> Task brief
Transcribe all the records exactly and omit any images they hold.

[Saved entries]
[start]
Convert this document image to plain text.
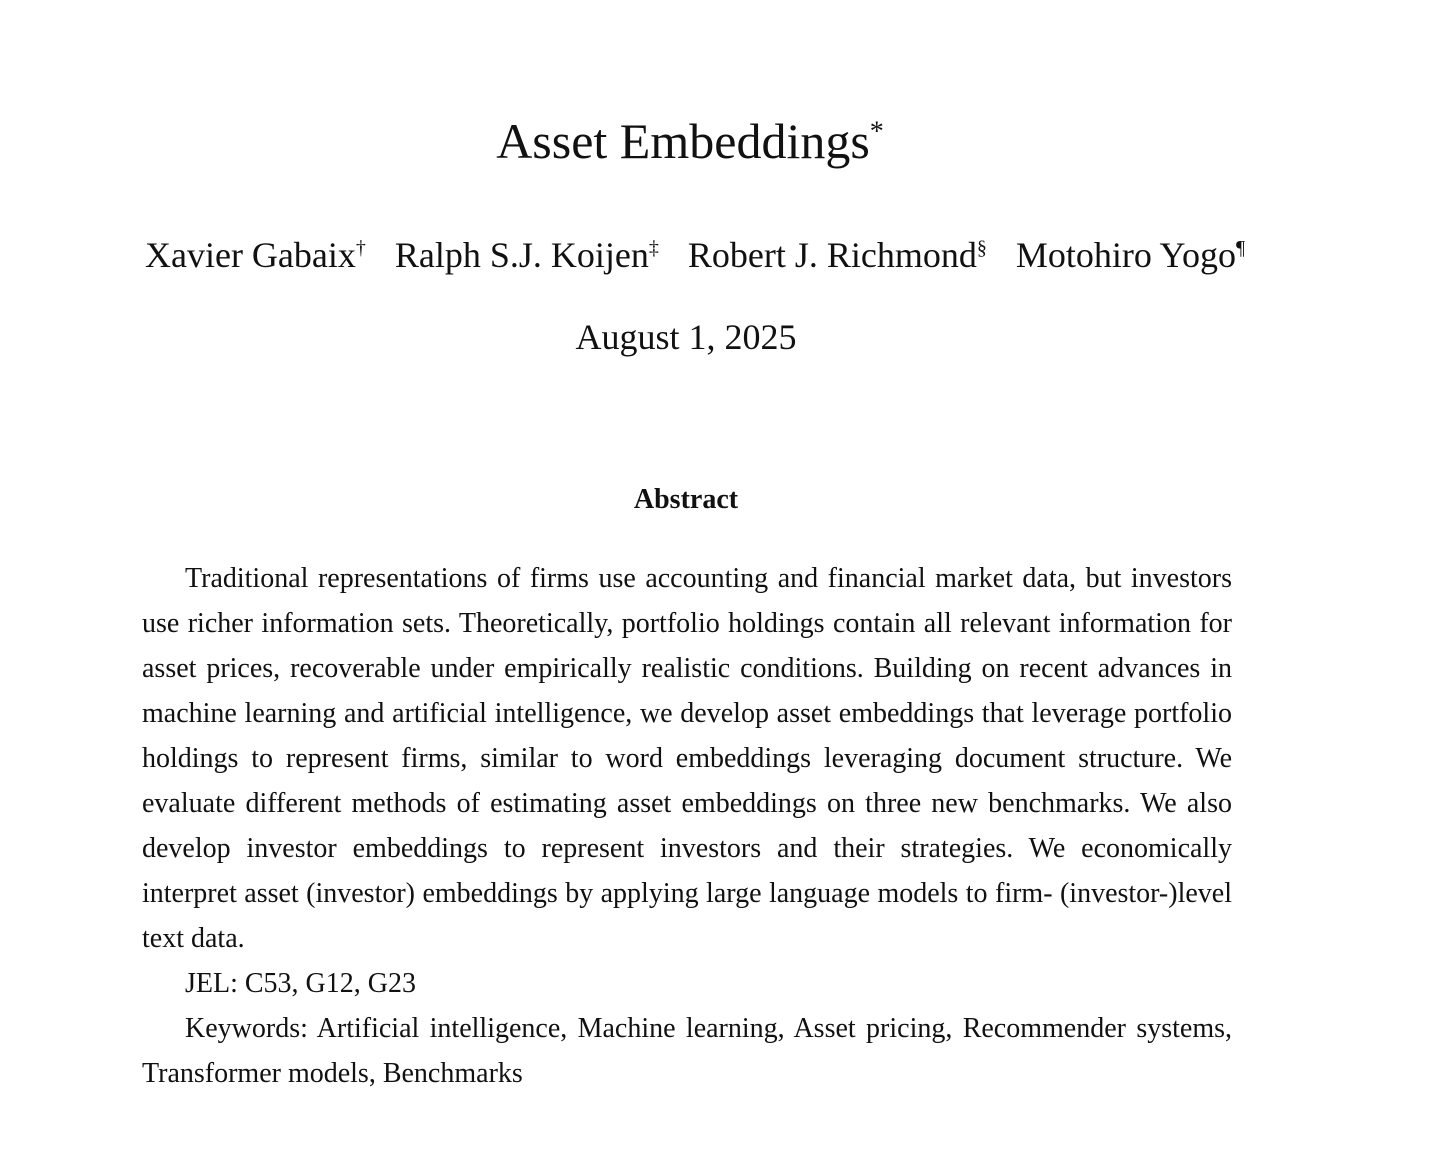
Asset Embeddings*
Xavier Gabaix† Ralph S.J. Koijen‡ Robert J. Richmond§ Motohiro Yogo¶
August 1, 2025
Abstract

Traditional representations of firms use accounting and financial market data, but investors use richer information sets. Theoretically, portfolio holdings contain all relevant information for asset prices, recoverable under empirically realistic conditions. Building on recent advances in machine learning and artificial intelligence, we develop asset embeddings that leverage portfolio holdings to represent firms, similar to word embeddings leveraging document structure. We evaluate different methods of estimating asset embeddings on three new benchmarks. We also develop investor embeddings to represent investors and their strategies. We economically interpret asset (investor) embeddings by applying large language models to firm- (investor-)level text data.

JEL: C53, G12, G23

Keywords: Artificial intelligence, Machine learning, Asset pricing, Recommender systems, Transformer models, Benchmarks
[end]
> The result
Convert this document image to plain text.
Asset Embeddings*
Xavier Gabaix† Ralph S.J. Koijen‡ Robert J. Richmond§ Motohiro Yogo¶
August 1, 2025
Abstract

Traditional representations of firms use accounting and financial market data, but investors use richer information sets. Theoretically, portfolio holdings contain all relevant information for asset prices, recoverable under empirically realistic conditions. Building on recent advances in machine learning and artificial intelligence, we develop asset embeddings that leverage portfolio holdings to represent firms, similar to word embeddings leveraging document structure. We evaluate different methods of estimating asset embeddings on three new benchmarks. We also develop investor embeddings to represent investors and their strategies. We economically interpret asset (investor) embeddings by applying large language models to firm- (investor-)level text data.

JEL: C53, G12, G23

Keywords: Artificial intelligence, Machine learning, Asset pricing, Recommender systems, Transformer models, Benchmarks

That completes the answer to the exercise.